**Stored data entries:**
-=-=-
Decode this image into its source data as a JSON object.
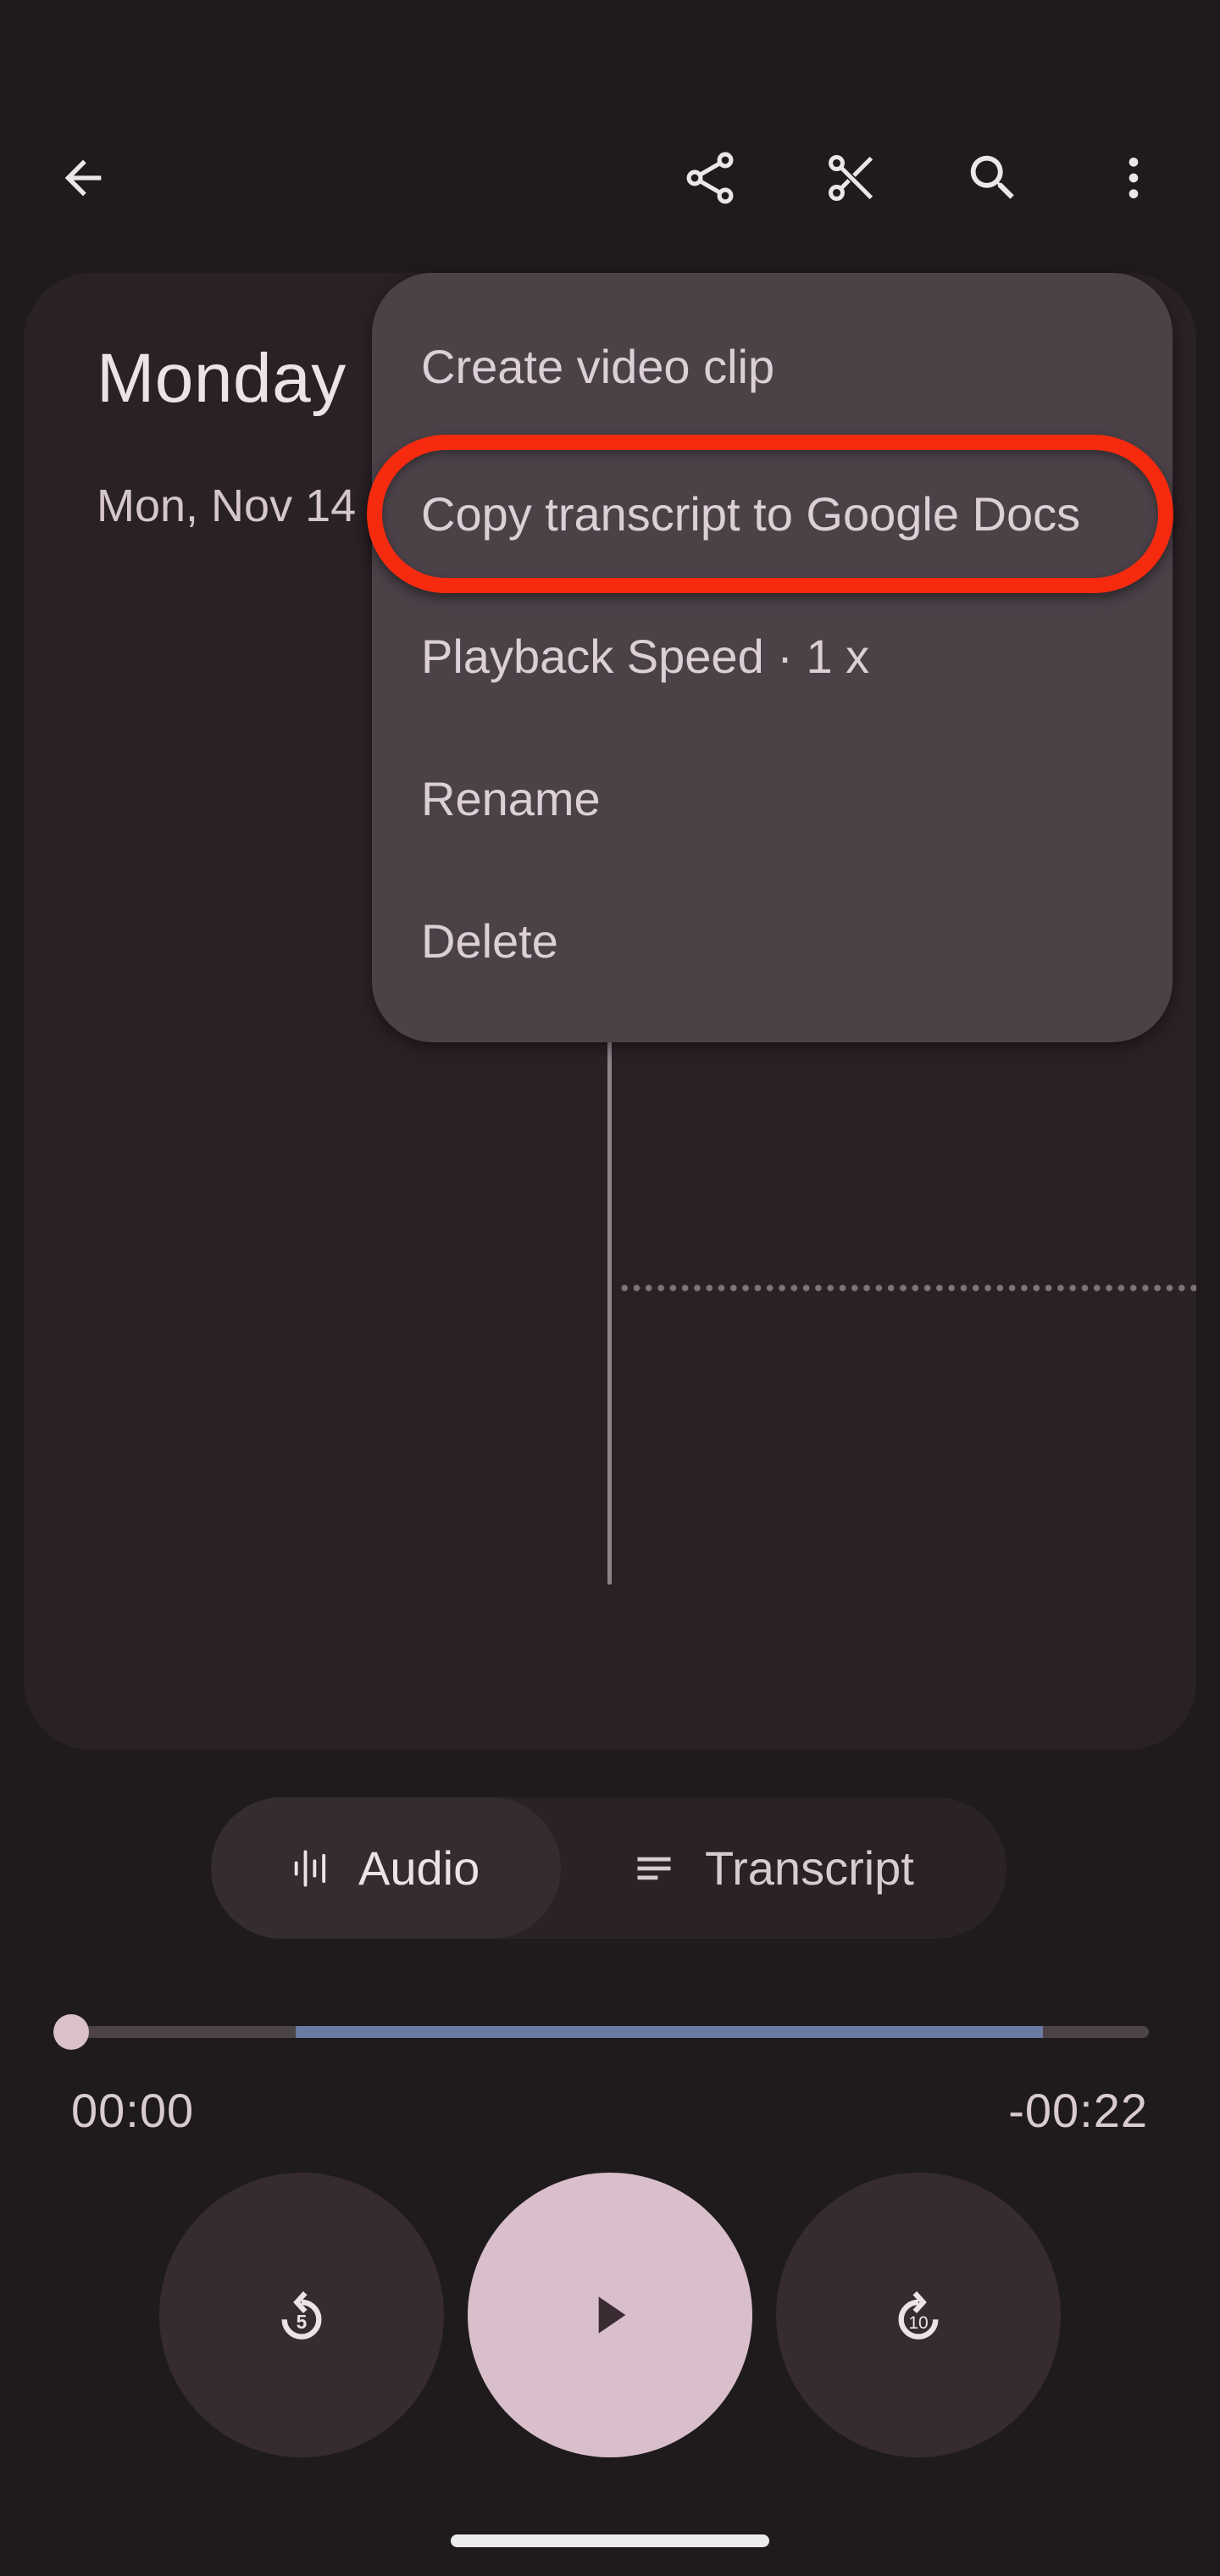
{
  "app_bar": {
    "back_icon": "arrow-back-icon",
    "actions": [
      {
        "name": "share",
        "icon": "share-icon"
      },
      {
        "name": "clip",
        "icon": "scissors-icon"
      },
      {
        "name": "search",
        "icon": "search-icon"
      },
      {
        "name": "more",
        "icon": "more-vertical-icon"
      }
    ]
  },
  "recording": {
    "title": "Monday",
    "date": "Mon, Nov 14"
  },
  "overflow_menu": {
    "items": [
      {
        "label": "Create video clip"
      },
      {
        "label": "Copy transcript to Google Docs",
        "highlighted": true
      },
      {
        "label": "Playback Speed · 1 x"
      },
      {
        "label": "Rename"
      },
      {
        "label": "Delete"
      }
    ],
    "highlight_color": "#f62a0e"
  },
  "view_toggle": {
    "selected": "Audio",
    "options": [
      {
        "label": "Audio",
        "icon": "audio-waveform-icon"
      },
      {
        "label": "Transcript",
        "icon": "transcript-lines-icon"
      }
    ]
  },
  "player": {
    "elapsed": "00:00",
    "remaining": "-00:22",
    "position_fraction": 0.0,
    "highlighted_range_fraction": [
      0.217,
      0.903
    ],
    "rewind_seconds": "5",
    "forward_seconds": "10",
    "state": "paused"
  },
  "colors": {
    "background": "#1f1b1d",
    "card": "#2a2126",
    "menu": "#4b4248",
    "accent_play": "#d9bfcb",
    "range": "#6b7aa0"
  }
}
-=-=-
**Task description:** Select the lines that carry the string "label" and copy them.

**Result below:**
        "label": "Create video clip"
        "label": "Copy transcript to Google Docs",
        "label": "Playback Speed · 1 x"
        "label": "Rename"
        "label": "Delete"
        "label": "Audio",
        "label": "Transcript",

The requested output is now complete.